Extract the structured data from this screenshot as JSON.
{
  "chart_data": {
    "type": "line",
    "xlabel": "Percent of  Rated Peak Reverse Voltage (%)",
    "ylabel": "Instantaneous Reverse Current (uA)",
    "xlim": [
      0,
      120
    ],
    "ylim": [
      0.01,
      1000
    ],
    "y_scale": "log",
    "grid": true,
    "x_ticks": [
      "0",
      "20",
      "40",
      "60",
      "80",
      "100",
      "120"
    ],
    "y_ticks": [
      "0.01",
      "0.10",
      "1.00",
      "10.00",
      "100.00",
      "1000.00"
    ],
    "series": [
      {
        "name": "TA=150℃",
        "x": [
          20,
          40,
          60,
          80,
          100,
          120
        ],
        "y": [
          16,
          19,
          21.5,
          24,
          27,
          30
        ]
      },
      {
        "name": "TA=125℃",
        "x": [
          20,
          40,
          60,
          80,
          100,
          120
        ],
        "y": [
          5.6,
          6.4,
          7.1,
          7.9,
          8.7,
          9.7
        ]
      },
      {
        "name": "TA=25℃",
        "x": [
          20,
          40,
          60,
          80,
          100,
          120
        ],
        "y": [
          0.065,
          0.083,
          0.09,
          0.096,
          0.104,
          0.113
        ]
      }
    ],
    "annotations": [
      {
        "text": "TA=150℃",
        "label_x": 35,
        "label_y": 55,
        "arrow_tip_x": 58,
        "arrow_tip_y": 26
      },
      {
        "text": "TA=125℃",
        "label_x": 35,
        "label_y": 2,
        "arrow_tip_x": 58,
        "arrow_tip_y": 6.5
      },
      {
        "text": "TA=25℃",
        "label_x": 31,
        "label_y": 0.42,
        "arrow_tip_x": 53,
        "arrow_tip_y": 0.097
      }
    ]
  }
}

————

- [EXERCISE GOAL]: Exactly reproduce every record.

- [THE SOLUTION]:
Extract the structured data from this screenshot as JSON.
{
  "chart_data": {
    "type": "line",
    "xlabel": "Percent of  Rated Peak Reverse Voltage (%)",
    "ylabel": "Instantaneous Reverse Current (uA)",
    "xlim": [
      0,
      120
    ],
    "ylim": [
      0.01,
      1000
    ],
    "y_scale": "log",
    "grid": true,
    "x_ticks": [
      "0",
      "20",
      "40",
      "60",
      "80",
      "100",
      "120"
    ],
    "y_ticks": [
      "0.01",
      "0.10",
      "1.00",
      "10.00",
      "100.00",
      "1000.00"
    ],
    "series": [
      {
        "name": "TA=150℃",
        "x": [
          20,
          40,
          60,
          80,
          100,
          120
        ],
        "y": [
          16,
          19,
          21.5,
          24,
          27,
          30
        ]
      },
      {
        "name": "TA=125℃",
        "x": [
          20,
          40,
          60,
          80,
          100,
          120
        ],
        "y": [
          5.6,
          6.4,
          7.1,
          7.9,
          8.7,
          9.7
        ]
      },
      {
        "name": "TA=25℃",
        "x": [
          20,
          40,
          60,
          80,
          100,
          120
        ],
        "y": [
          0.065,
          0.083,
          0.09,
          0.096,
          0.104,
          0.113
        ]
      }
    ],
    "annotations": [
      {
        "text": "TA=150℃",
        "label_x": 35,
        "label_y": 55,
        "arrow_tip_x": 58,
        "arrow_tip_y": 26
      },
      {
        "text": "TA=125℃",
        "label_x": 35,
        "label_y": 2,
        "arrow_tip_x": 58,
        "arrow_tip_y": 6.5
      },
      {
        "text": "TA=25℃",
        "label_x": 31,
        "label_y": 0.42,
        "arrow_tip_x": 53,
        "arrow_tip_y": 0.097
      }
    ]
  }
}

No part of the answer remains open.